● REQUIREMENT A:
In the TLC5947 post, write out the passage starting at "It does not" and ending at "when cascading ?", swapping "parasitic capacitance" for "signal reflection".

● GIVEN TEXT:
-- START --

Part Number: TLC5947

Have a few TLC5947 off the shelf boards with the same circuitry as he Adafruit to kick off work with the TLC5947. These boards have a header on each side where all signal (Vdd, Gnd, Latch, clk) are connected together except for Data In/Out of-course, blank is pulled down with an R to ground. These board have an onboard regulator of 5V to the TLC5947 while the connected input voltage is directly supplied to the LED outputs. Interestingly, the boards work when supplied with 3.3 or 5V as well.  An RPI 3 is used to control the board using bit-bang I/O and the boards are fed with an exterrnal power supply (78xx regulators) independently from the RPI,  RPI and the boards share a common ground. The R is set for 15mA CC.

When the boards are in parallel (all boards get Data In from the same wire form RPI) this works all well and stable at 3.3, 5V and 9V input voltages. For all transactions, all lights all have the same color repeatedly tested in a loop for several hours for many different colors settings.

In cascading (serial) changing the DATA Out to from one to another board's DIN,it  works fine and stable as well for hours at 3.3V. However changing the voltage to 5V or 9V to the board, all LED outputs immediately shut down (no LED signal). This happens already with 2 boards and currently using 3 LEDs per board. when removing the DIO to DIN wire, the first board  continues to work normally. Swapping the boards has the same effect. Lowering down the clock speed to very slow frequency has no effect either.

It does not look like this is related parasitic capacitance . Somehow connecting anything to DIO causes this problem. Is there something in particular to consider when cascading ?

  • Hi,

    Could you help to share the schematic with me? You mentioned that here is an onboard regulator of 5V for TLC5947. This regulator supply for both VCC and VLED?

-- END --

Layout dataset entries:
-- START --

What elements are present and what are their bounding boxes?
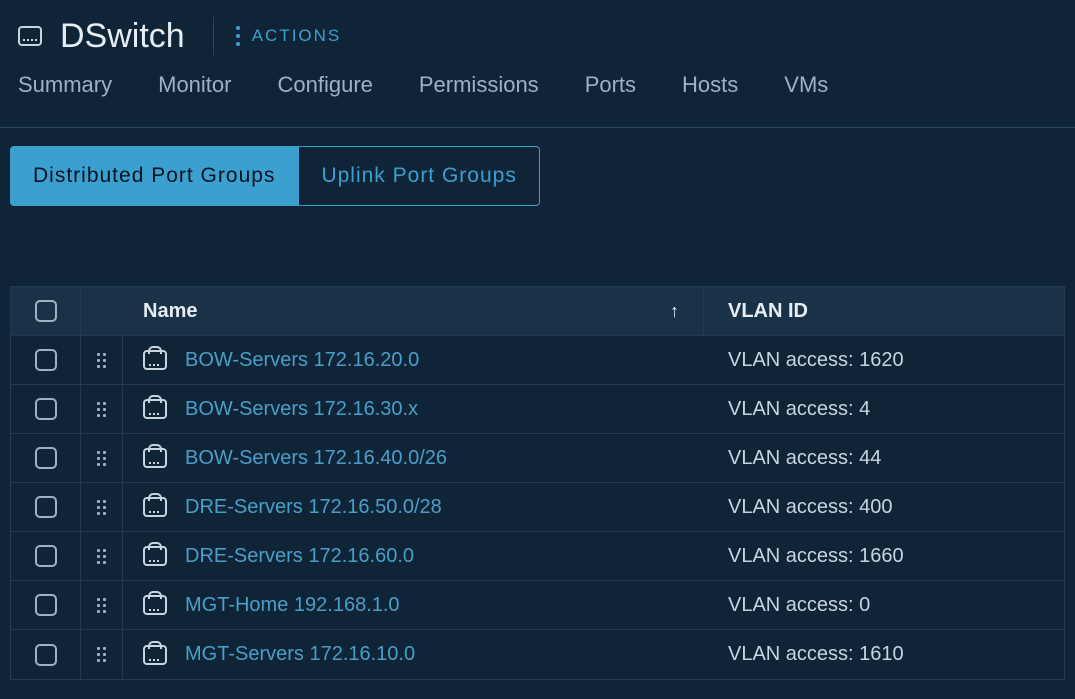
row-checkbox[interactable]	[35, 496, 57, 518]
table-row[interactable]: MGT-Home 192.168.1.0 VLAN access: 0	[11, 581, 1064, 630]
row-select-cell[interactable]	[11, 483, 81, 531]
sort-ascending-icon: ↑	[670, 301, 679, 322]
column-header-name[interactable]: Name ↑	[123, 287, 704, 335]
dswitch-icon	[18, 26, 42, 46]
vlan-value: VLAN access: 1620	[728, 349, 904, 371]
vlan-value: VLAN access: 1660	[728, 545, 904, 567]
table-row[interactable]: BOW-Servers 172.16.30.x VLAN access: 4	[11, 385, 1064, 434]
row-vlan-cell: VLAN access: 0	[704, 594, 1064, 617]
grip-icon	[97, 549, 106, 564]
column-header-name-label: Name	[143, 300, 197, 323]
row-select-cell[interactable]	[11, 336, 81, 384]
row-name-cell[interactable]: BOW-Servers 172.16.40.0/26	[123, 434, 704, 482]
grip-icon	[97, 647, 106, 662]
row-checkbox[interactable]	[35, 447, 57, 469]
row-drag-handle[interactable]	[81, 434, 123, 482]
page-title: DSwitch	[60, 17, 213, 56]
select-all-cell[interactable]	[11, 287, 81, 335]
port-group-name[interactable]: DRE-Servers 172.16.50.0/28	[185, 496, 442, 519]
select-all-checkbox[interactable]	[35, 300, 57, 322]
row-select-cell[interactable]	[11, 434, 81, 482]
port-group-icon	[143, 497, 167, 517]
row-drag-handle[interactable]	[81, 483, 123, 531]
vlan-value: VLAN access: 4	[728, 398, 870, 420]
port-group-name[interactable]: BOW-Servers 172.16.40.0/26	[185, 447, 447, 470]
port-group-icon	[143, 399, 167, 419]
port-groups-table: Name ↑ VLAN ID BOW-Servers 172.16.20.0 VL…	[10, 286, 1065, 680]
tab-ports[interactable]: Ports	[585, 72, 636, 118]
main-tabs: Summary Monitor Configure Permissions Po…	[0, 72, 1075, 128]
port-group-icon	[143, 546, 167, 566]
port-group-name[interactable]: MGT-Home 192.168.1.0	[185, 594, 400, 617]
vlan-value: VLAN access: 44	[728, 447, 881, 469]
port-group-name[interactable]: MGT-Servers 172.16.10.0	[185, 643, 415, 666]
port-group-icon	[143, 448, 167, 468]
row-checkbox[interactable]	[35, 644, 57, 666]
port-group-icon	[143, 350, 167, 370]
grip-header	[81, 287, 123, 335]
row-vlan-cell: VLAN access: 400	[704, 496, 1064, 519]
row-checkbox[interactable]	[35, 398, 57, 420]
row-vlan-cell: VLAN access: 1620	[704, 349, 1064, 372]
column-header-vlan-label: VLAN ID	[728, 300, 808, 322]
row-name-cell[interactable]: BOW-Servers 172.16.30.x	[123, 385, 704, 433]
table-header-row: Name ↑ VLAN ID	[11, 287, 1064, 336]
row-vlan-cell: VLAN access: 44	[704, 447, 1064, 470]
tab-configure[interactable]: Configure	[277, 72, 372, 118]
row-checkbox[interactable]	[35, 545, 57, 567]
subtab-distributed-port-groups[interactable]: Distributed Port Groups	[10, 146, 298, 206]
table-row[interactable]: DRE-Servers 172.16.50.0/28 VLAN access: 4…	[11, 483, 1064, 532]
port-group-icon	[143, 595, 167, 615]
tab-permissions[interactable]: Permissions	[419, 72, 539, 118]
row-name-cell[interactable]: DRE-Servers 172.16.50.0/28	[123, 483, 704, 531]
row-name-cell[interactable]: MGT-Home 192.168.1.0	[123, 581, 704, 629]
row-select-cell[interactable]	[11, 630, 81, 679]
port-group-name[interactable]: BOW-Servers 172.16.30.x	[185, 398, 418, 421]
row-checkbox[interactable]	[35, 349, 57, 371]
row-drag-handle[interactable]	[81, 581, 123, 629]
row-select-cell[interactable]	[11, 532, 81, 580]
tab-summary[interactable]: Summary	[18, 72, 112, 118]
table-row[interactable]: DRE-Servers 172.16.60.0 VLAN access: 1660	[11, 532, 1064, 581]
tab-hosts[interactable]: Hosts	[682, 72, 738, 118]
vlan-value: VLAN access: 1610	[728, 643, 904, 665]
tab-monitor[interactable]: Monitor	[158, 72, 231, 118]
column-header-vlan[interactable]: VLAN ID	[704, 300, 1064, 323]
grip-icon	[97, 451, 106, 466]
row-checkbox[interactable]	[35, 594, 57, 616]
divider	[213, 17, 214, 55]
vlan-value: VLAN access: 400	[728, 496, 893, 518]
subtab-uplink-port-groups[interactable]: Uplink Port Groups	[298, 146, 539, 206]
table-row[interactable]: MGT-Servers 172.16.10.0 VLAN access: 1610	[11, 630, 1064, 679]
port-group-name[interactable]: BOW-Servers 172.16.20.0	[185, 349, 419, 372]
grip-icon	[97, 500, 106, 515]
row-drag-handle[interactable]	[81, 532, 123, 580]
grip-icon	[97, 402, 106, 417]
row-name-cell[interactable]: BOW-Servers 172.16.20.0	[123, 336, 704, 384]
page-header: DSwitch ACTIONS	[0, 0, 1075, 72]
row-vlan-cell: VLAN access: 1660	[704, 545, 1064, 568]
grip-icon	[97, 598, 106, 613]
table-row[interactable]: BOW-Servers 172.16.20.0 VLAN access: 1620	[11, 336, 1064, 385]
table-row[interactable]: BOW-Servers 172.16.40.0/26 VLAN access: 4…	[11, 434, 1064, 483]
vlan-value: VLAN access: 0	[728, 594, 870, 616]
actions-label: ACTIONS	[252, 26, 342, 46]
port-group-icon	[143, 645, 167, 665]
row-select-cell[interactable]	[11, 385, 81, 433]
row-vlan-cell: VLAN access: 1610	[704, 643, 1064, 666]
row-name-cell[interactable]: DRE-Servers 172.16.60.0	[123, 532, 704, 580]
row-drag-handle[interactable]	[81, 630, 123, 679]
row-vlan-cell: VLAN access: 4	[704, 398, 1064, 421]
row-select-cell[interactable]	[11, 581, 81, 629]
subtab-group: Distributed Port Groups Uplink Port Grou…	[10, 146, 1075, 206]
kebab-icon	[236, 26, 240, 46]
actions-menu-button[interactable]: ACTIONS	[236, 26, 342, 46]
row-name-cell[interactable]: MGT-Servers 172.16.10.0	[123, 630, 704, 679]
tab-vms[interactable]: VMs	[784, 72, 828, 118]
grip-icon	[97, 353, 106, 368]
row-drag-handle[interactable]	[81, 385, 123, 433]
port-group-name[interactable]: DRE-Servers 172.16.60.0	[185, 545, 414, 568]
row-drag-handle[interactable]	[81, 336, 123, 384]
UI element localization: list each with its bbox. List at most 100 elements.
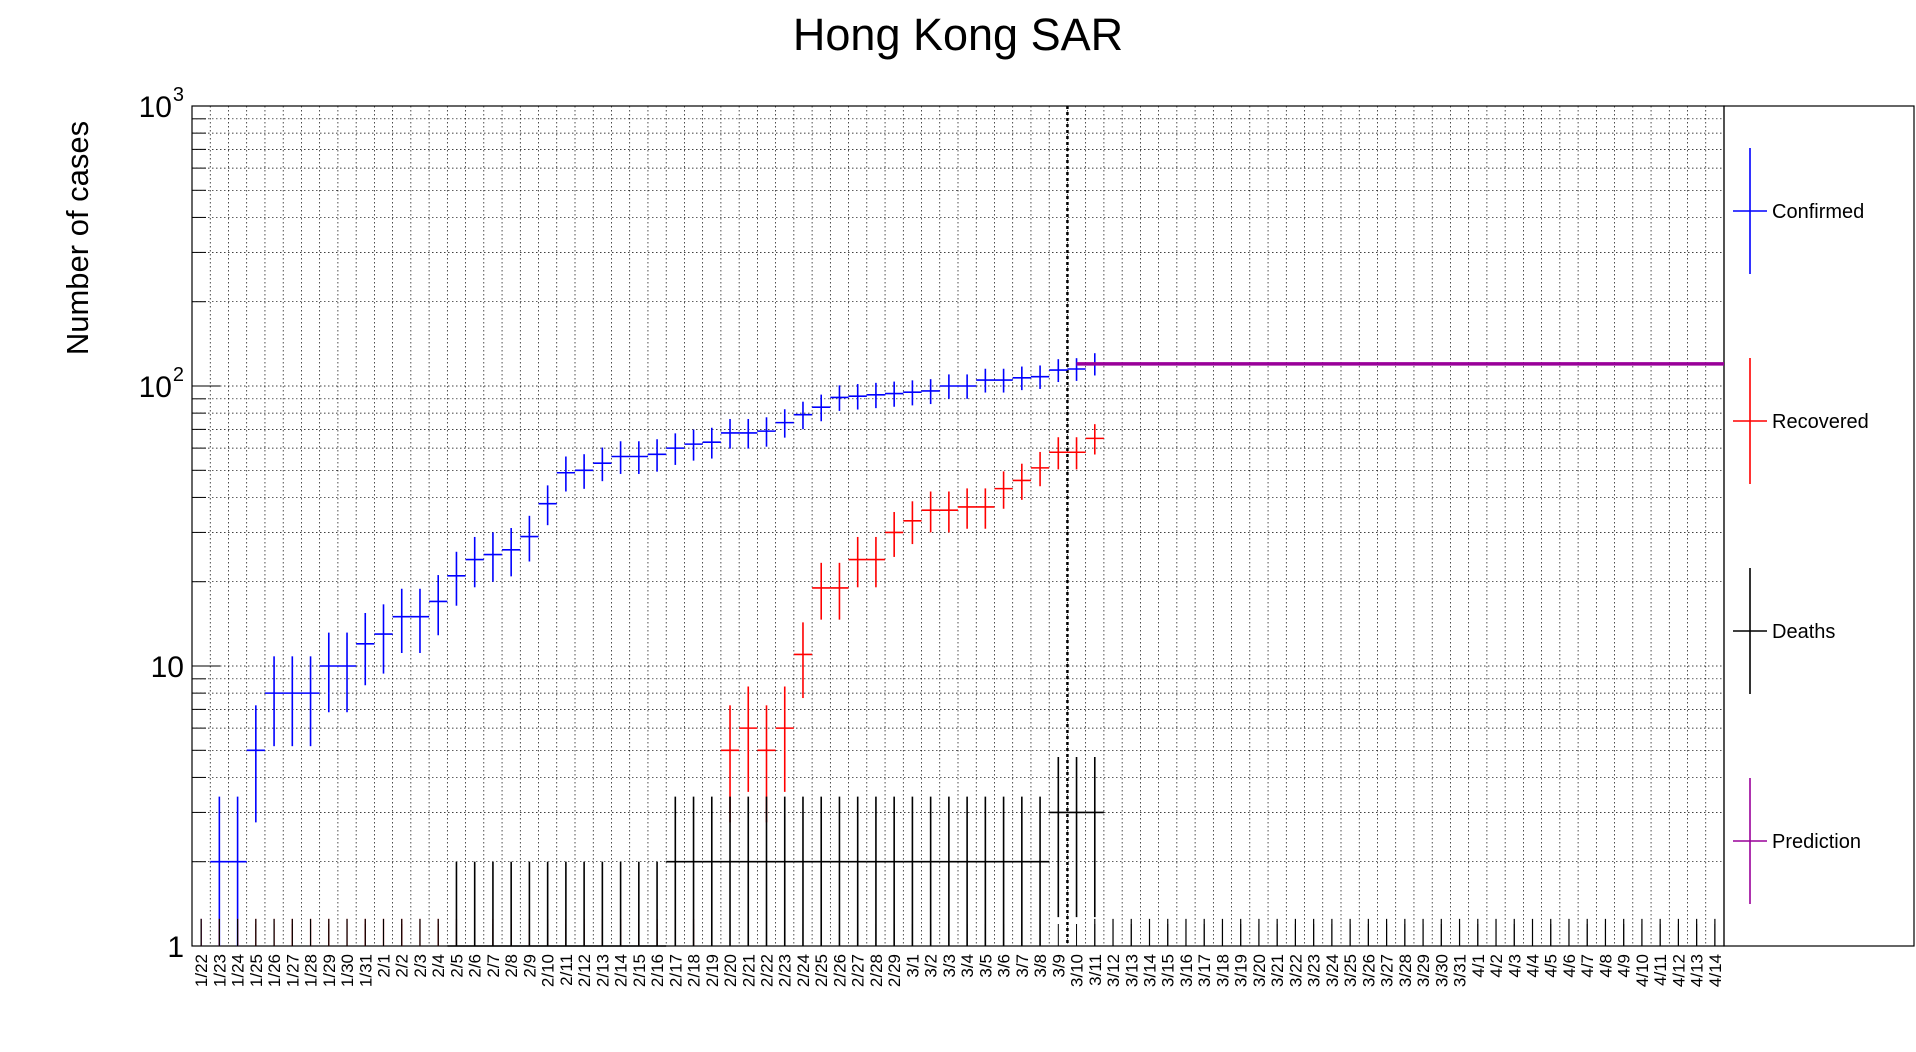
x-tick-label: 4/8 bbox=[1596, 954, 1615, 978]
y-axis-label: Number of cases bbox=[60, 121, 95, 355]
legend-label: Recovered bbox=[1772, 411, 1869, 433]
series-layer bbox=[200, 106, 1724, 947]
x-tick-label: 2/22 bbox=[758, 954, 777, 987]
x-tick-label: 3/9 bbox=[1049, 954, 1068, 978]
legend: Confirmed Recovered Deaths Prediction bbox=[1733, 148, 1869, 904]
x-tick-label: 2/17 bbox=[666, 954, 685, 987]
x-tick-label: 2/2 bbox=[393, 954, 412, 978]
y-tick-label: 10 bbox=[139, 91, 172, 124]
x-tick-label: 4/1 bbox=[1469, 954, 1488, 978]
x-tick-label: 1/25 bbox=[247, 954, 266, 987]
x-tick-label: 2/23 bbox=[776, 954, 795, 987]
x-tick-label: 3/5 bbox=[976, 954, 995, 978]
x-tick-label: 3/3 bbox=[940, 954, 959, 978]
x-tick-label: 4/10 bbox=[1633, 954, 1652, 987]
x-tick-label: 3/13 bbox=[1122, 954, 1141, 987]
x-tick-label: 2/10 bbox=[539, 954, 558, 987]
legend-border bbox=[1723, 105, 1915, 947]
x-tick-label: 2/29 bbox=[885, 954, 904, 987]
x-tick-label: 1/31 bbox=[356, 954, 375, 987]
plot-frame bbox=[191, 105, 1915, 947]
x-tick-label: 3/25 bbox=[1341, 954, 1360, 987]
x-tick-label: 2/19 bbox=[703, 954, 722, 987]
legend-label: Deaths bbox=[1772, 621, 1835, 643]
x-tick-label: 4/12 bbox=[1669, 954, 1688, 987]
x-tick-label: 2/25 bbox=[812, 954, 831, 987]
legend-label: Confirmed bbox=[1772, 201, 1864, 223]
x-tick-label: 3/29 bbox=[1414, 954, 1433, 987]
x-tick-label: 3/16 bbox=[1177, 954, 1196, 987]
x-tick-label: 3/24 bbox=[1323, 954, 1342, 987]
x-tick-label: 3/21 bbox=[1268, 954, 1287, 987]
x-tick-label: 1/24 bbox=[229, 954, 248, 987]
x-tick-label: 1/22 bbox=[192, 954, 211, 987]
x-tick-label: 3/27 bbox=[1378, 954, 1397, 987]
x-tick-label: 2/8 bbox=[502, 954, 521, 978]
x-tick-label: 2/28 bbox=[867, 954, 886, 987]
x-tick-label: 3/12 bbox=[1104, 954, 1123, 987]
x-tick-label: 2/4 bbox=[429, 954, 448, 978]
x-tick-label: 2/26 bbox=[830, 954, 849, 987]
x-tick-label: 2/16 bbox=[648, 954, 667, 987]
x-tick-label: 2/12 bbox=[575, 954, 594, 987]
x-tick-label: 3/6 bbox=[995, 954, 1014, 978]
x-tick-label: 2/21 bbox=[739, 954, 758, 987]
y-tick-label: 10 bbox=[139, 371, 172, 404]
chart-title: Hong Kong SAR bbox=[793, 9, 1123, 60]
x-tick-label: 2/6 bbox=[466, 954, 485, 978]
x-tick-label: 4/11 bbox=[1651, 954, 1670, 986]
x-tick-label: 2/5 bbox=[447, 954, 466, 978]
x-tick-label: 3/4 bbox=[958, 954, 977, 978]
x-tick-label: 1/28 bbox=[302, 954, 321, 987]
x-tick-label: 3/26 bbox=[1359, 954, 1378, 987]
y-tick-label: 10 bbox=[151, 651, 184, 684]
x-tick-label: 1/26 bbox=[265, 954, 284, 987]
x-tick-label: 3/22 bbox=[1286, 954, 1305, 987]
x-tick-label: 3/10 bbox=[1068, 954, 1087, 987]
x-tick-label: 3/14 bbox=[1141, 954, 1160, 987]
x-tick-label: 4/5 bbox=[1542, 954, 1561, 978]
x-tick-label: 3/19 bbox=[1232, 954, 1251, 987]
x-tick-label: 1/27 bbox=[283, 954, 302, 987]
x-tick-label: 3/20 bbox=[1250, 954, 1269, 987]
x-tick-label: 3/8 bbox=[1031, 954, 1050, 978]
x-tick-label: 3/11 bbox=[1086, 954, 1105, 986]
y-tick-label-exponent: 3 bbox=[173, 84, 184, 106]
x-tick-label: 3/28 bbox=[1396, 954, 1415, 987]
x-tick-label: 2/11 bbox=[557, 954, 576, 986]
x-tick-label: 4/4 bbox=[1524, 954, 1543, 978]
x-tick-label: 3/18 bbox=[1213, 954, 1232, 987]
x-tick-label: 2/13 bbox=[593, 954, 612, 987]
x-tick-label: 4/14 bbox=[1706, 954, 1725, 987]
y-tick-label-exponent: 2 bbox=[173, 364, 184, 386]
x-tick-label: 4/9 bbox=[1615, 954, 1634, 978]
y-tick-label: 1 bbox=[167, 931, 184, 964]
x-tick-label: 3/23 bbox=[1305, 954, 1324, 987]
x-tick-label: 4/2 bbox=[1487, 954, 1506, 978]
x-tick-label: 3/7 bbox=[1013, 954, 1032, 978]
x-tick-label: 3/1 bbox=[903, 954, 922, 978]
x-tick-label: 3/2 bbox=[922, 954, 941, 978]
x-tick-label: 2/9 bbox=[520, 954, 539, 978]
x-tick-label: 1/29 bbox=[320, 954, 339, 987]
x-tick-label: 4/7 bbox=[1578, 954, 1597, 978]
x-tick-label: 2/7 bbox=[484, 954, 503, 978]
x-tick-label: 2/1 bbox=[375, 954, 394, 978]
x-tick-label: 3/17 bbox=[1195, 954, 1214, 987]
grid bbox=[192, 106, 1724, 946]
x-tick-label: 1/30 bbox=[338, 954, 357, 987]
x-tick-label: 2/18 bbox=[685, 954, 704, 987]
x-tick-label: 3/30 bbox=[1432, 954, 1451, 987]
x-tick-label: 2/27 bbox=[849, 954, 868, 987]
x-tick-label: 2/20 bbox=[721, 954, 740, 987]
x-tick-label: 4/6 bbox=[1560, 954, 1579, 978]
x-tick-label: 3/15 bbox=[1159, 954, 1178, 987]
x-tick-label: 2/14 bbox=[612, 954, 631, 987]
x-tick-label: 2/24 bbox=[794, 954, 813, 987]
x-tick-label: 4/13 bbox=[1688, 954, 1707, 987]
x-tick-label: 1/23 bbox=[210, 954, 229, 987]
x-tick-label: 2/3 bbox=[411, 954, 430, 978]
x-tick-label: 4/3 bbox=[1505, 954, 1524, 978]
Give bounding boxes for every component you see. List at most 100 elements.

-- END --

● REQUIREMENT B:
Retype the lines of the records starting at the line that contains "496, 57, 518]" and ending at the line that contains "434, 81, 482]", with both of those lines included and nothing changed.

● CORRECT RESPONSE A:
It does not look like this is related signal reflection . Somehow connecting anything to DIO causes this problem. Is there something in particular to consider when cascading ?

● CORRECT RESPONSE B:
row-checkbox[interactable]	[35, 496, 57, 518]
table-row[interactable]: MGT-Home 192.168.1.0 VLAN access: 0	[11, 581, 1064, 630]
row-select-cell[interactable]	[11, 483, 81, 531]
sort-ascending-icon: ↑	[670, 301, 679, 322]
column-header-name[interactable]: Name ↑	[123, 287, 704, 335]
dswitch-icon	[18, 26, 42, 46]
vlan-value: VLAN access: 1620	[728, 349, 904, 371]
vlan-value: VLAN access: 1660	[728, 545, 904, 567]
table-row[interactable]: BOW-Servers 172.16.30.x VLAN access: 4	[11, 385, 1064, 434]
row-vlan-cell: VLAN access: 0	[704, 594, 1064, 617]
grip-icon	[97, 549, 106, 564]
column-header-name-label: Name	[143, 300, 197, 323]
row-select-cell[interactable]	[11, 336, 81, 384]
row-name-cell[interactable]: BOW-Servers 172.16.40.0/26	[123, 434, 704, 482]
grip-icon	[97, 647, 106, 662]
row-checkbox[interactable]	[35, 447, 57, 469]
row-drag-handle[interactable]	[81, 434, 123, 482]
page-title: DSwitch	[60, 17, 213, 56]
select-all-cell[interactable]	[11, 287, 81, 335]
port-group-name[interactable]: DRE-Servers 172.16.50.0/28	[185, 496, 442, 519]
select-all-checkbox[interactable]	[35, 300, 57, 322]
row-select-cell[interactable]	[11, 434, 81, 482]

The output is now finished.